THE REQUEST:
Copy every line, leaving nothing out and adding nothing.

─── MATERIAL PROVIDED ───

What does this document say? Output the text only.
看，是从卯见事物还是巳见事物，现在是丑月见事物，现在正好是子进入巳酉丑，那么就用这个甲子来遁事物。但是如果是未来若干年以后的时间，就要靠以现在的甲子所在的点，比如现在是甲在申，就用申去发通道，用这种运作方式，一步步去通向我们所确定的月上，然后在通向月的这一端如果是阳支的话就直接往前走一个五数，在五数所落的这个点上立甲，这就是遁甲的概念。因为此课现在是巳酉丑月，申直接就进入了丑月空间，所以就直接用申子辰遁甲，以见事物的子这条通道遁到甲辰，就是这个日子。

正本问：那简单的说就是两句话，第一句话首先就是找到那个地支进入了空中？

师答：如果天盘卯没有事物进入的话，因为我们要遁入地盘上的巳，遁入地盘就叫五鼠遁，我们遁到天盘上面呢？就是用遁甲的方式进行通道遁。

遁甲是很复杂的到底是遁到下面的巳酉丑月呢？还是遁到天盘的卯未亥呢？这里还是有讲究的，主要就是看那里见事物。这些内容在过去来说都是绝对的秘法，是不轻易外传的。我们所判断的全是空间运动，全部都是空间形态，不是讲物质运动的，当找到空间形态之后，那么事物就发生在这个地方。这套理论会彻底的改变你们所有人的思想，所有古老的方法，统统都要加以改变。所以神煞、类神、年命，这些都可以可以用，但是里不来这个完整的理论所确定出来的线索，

───

THE RESPONSE:
What does this document say? Output the text only.
看，是从卯见事物还是巳见事物，现在是丑月见事物，现在正好是子进入巳酉丑，那么就用这个甲子来遁事物。但是如果是未来若干年以后的时间，就要靠以现在的甲子所在的点，比如现在是甲在申，就用申去发通道，用这种运作方式，一步步去通向我们所确定的月上，然后在通向月的这一端如果是阳支的话就直接往前走一个五数，在五数所落的这个点上立甲，这就是遁甲的概念。因为此课现在是巳酉丑月，申直接就进入了丑月空间，所以就直接用申子辰遁甲，以见事物的子这条通道遁到甲辰，就是这个日子。

正本问：那简单的说就是两句话，第一句话首先就是找到那个地支进入了空中？

师答：如果天盘卯没有事物进入的话，因为我们要遁入地盘上的巳，遁入地盘就叫五鼠遁，我们遁到天盘上面呢？就是用遁甲的方式进行通道遁。

遁甲是很复杂的到底是遁到下面的巳酉丑月呢？还是遁到天盘的卯未亥呢？这里还是有讲究的，主要就是看那里见事物。这些内容在过去来说都是绝对的秘法，是不轻易外传的。我们所判断的全是空间运动，全部都是空间形态，不是讲物质运动的，当找到空间形态之后，那么事物就发生在这个地方。这套理论会彻底的改变你们所有人的思想，所有古老的方法，统统都要加以改变。所以神煞、类神、年命，这些都可以可以用，但是里不来这个完整的理论所确定出来的线索，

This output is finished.